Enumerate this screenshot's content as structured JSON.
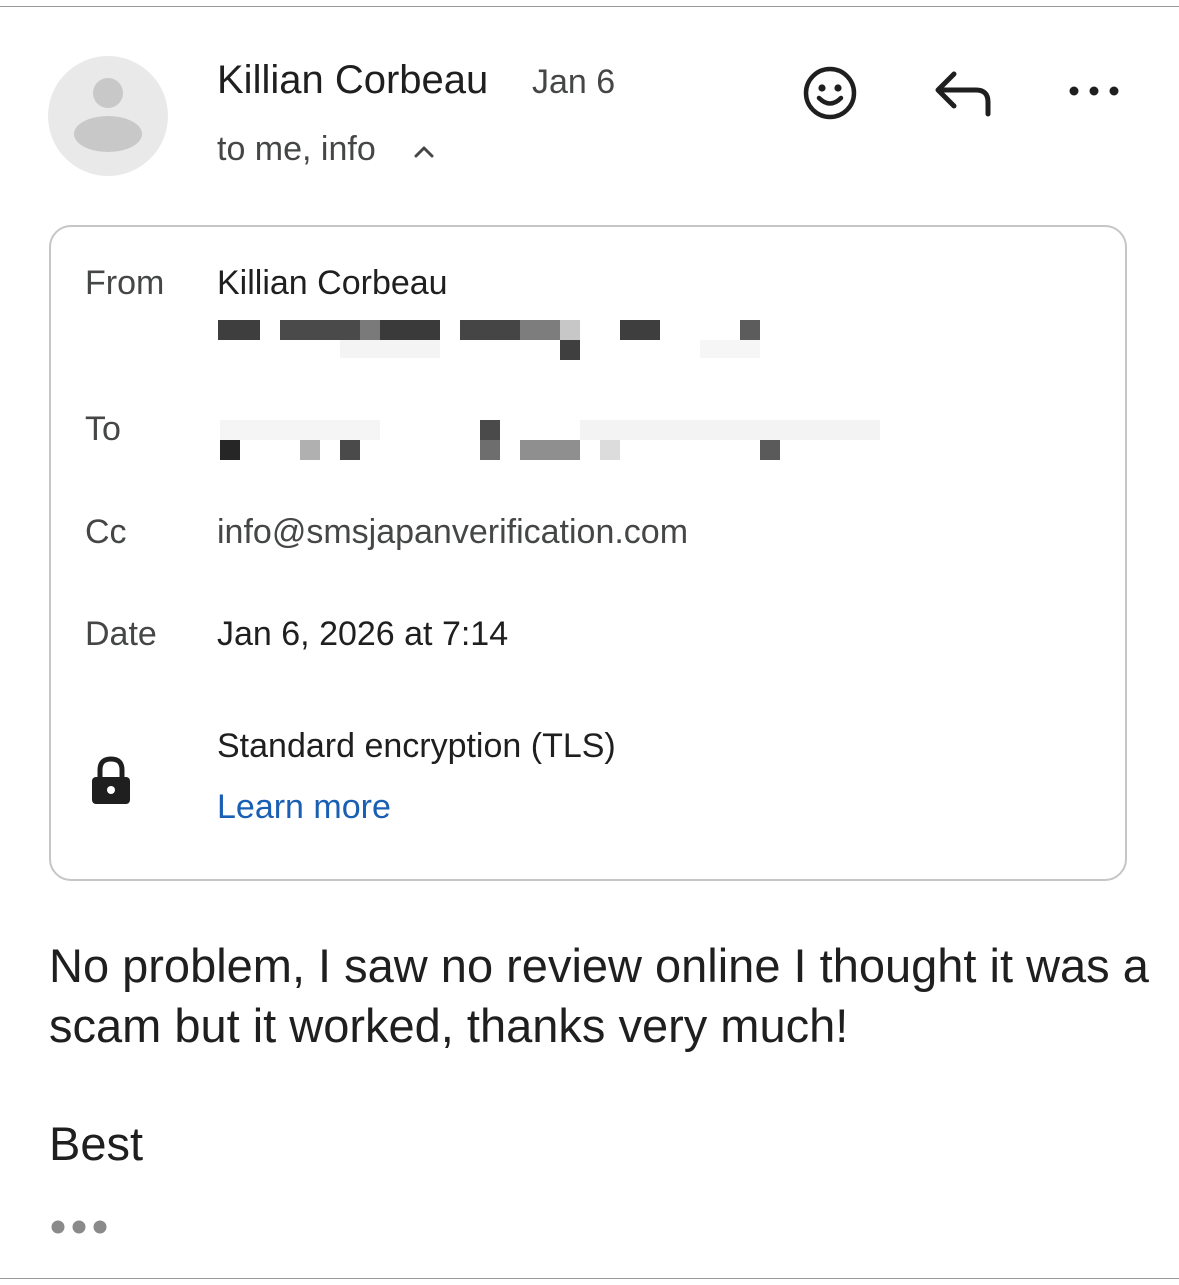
{
  "message": {
    "sender_name": "Killian Corbeau",
    "date_short": "Jan 6",
    "recipients_summary": "to me, info",
    "icons": {
      "avatar": "person-avatar-icon",
      "react": "emoji-smile-icon",
      "reply": "reply-arrow-icon",
      "more": "more-horizontal-icon",
      "expand": "chevron-up-icon",
      "lock": "lock-icon",
      "trimmed": "ellipsis-icon"
    }
  },
  "details": {
    "from_label": "From",
    "from_name": "Killian Corbeau",
    "to_label": "To",
    "cc_label": "Cc",
    "cc_value": "info@smsjapanverification.com",
    "date_label": "Date",
    "date_value": "Jan 6, 2026 at 7:14",
    "encryption_text": "Standard encryption (TLS)",
    "learn_more": "Learn more"
  },
  "body": {
    "paragraph": "No problem, I saw no review online I thought it was a scam but it worked, thanks very much!",
    "signoff": "Best"
  },
  "colors": {
    "link": "#1a5fb4",
    "text": "#1f1f1f",
    "secondary": "#444746",
    "border": "#c6c6c6"
  }
}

AIM:
Copy every line of the data word for word, omitting the images.

OUTPUT OF THE TASK:
Enumerate this screenshot's content as structured JSON.
{
  "message": {
    "sender_name": "Killian Corbeau",
    "date_short": "Jan 6",
    "recipients_summary": "to me, info",
    "icons": {
      "avatar": "person-avatar-icon",
      "react": "emoji-smile-icon",
      "reply": "reply-arrow-icon",
      "more": "more-horizontal-icon",
      "expand": "chevron-up-icon",
      "lock": "lock-icon",
      "trimmed": "ellipsis-icon"
    }
  },
  "details": {
    "from_label": "From",
    "from_name": "Killian Corbeau",
    "to_label": "To",
    "cc_label": "Cc",
    "cc_value": "info@smsjapanverification.com",
    "date_label": "Date",
    "date_value": "Jan 6, 2026 at 7:14",
    "encryption_text": "Standard encryption (TLS)",
    "learn_more": "Learn more"
  },
  "body": {
    "paragraph": "No problem, I saw no review online I thought it was a scam but it worked, thanks very much!",
    "signoff": "Best"
  },
  "colors": {
    "link": "#1a5fb4",
    "text": "#1f1f1f",
    "secondary": "#444746",
    "border": "#c6c6c6"
  }
}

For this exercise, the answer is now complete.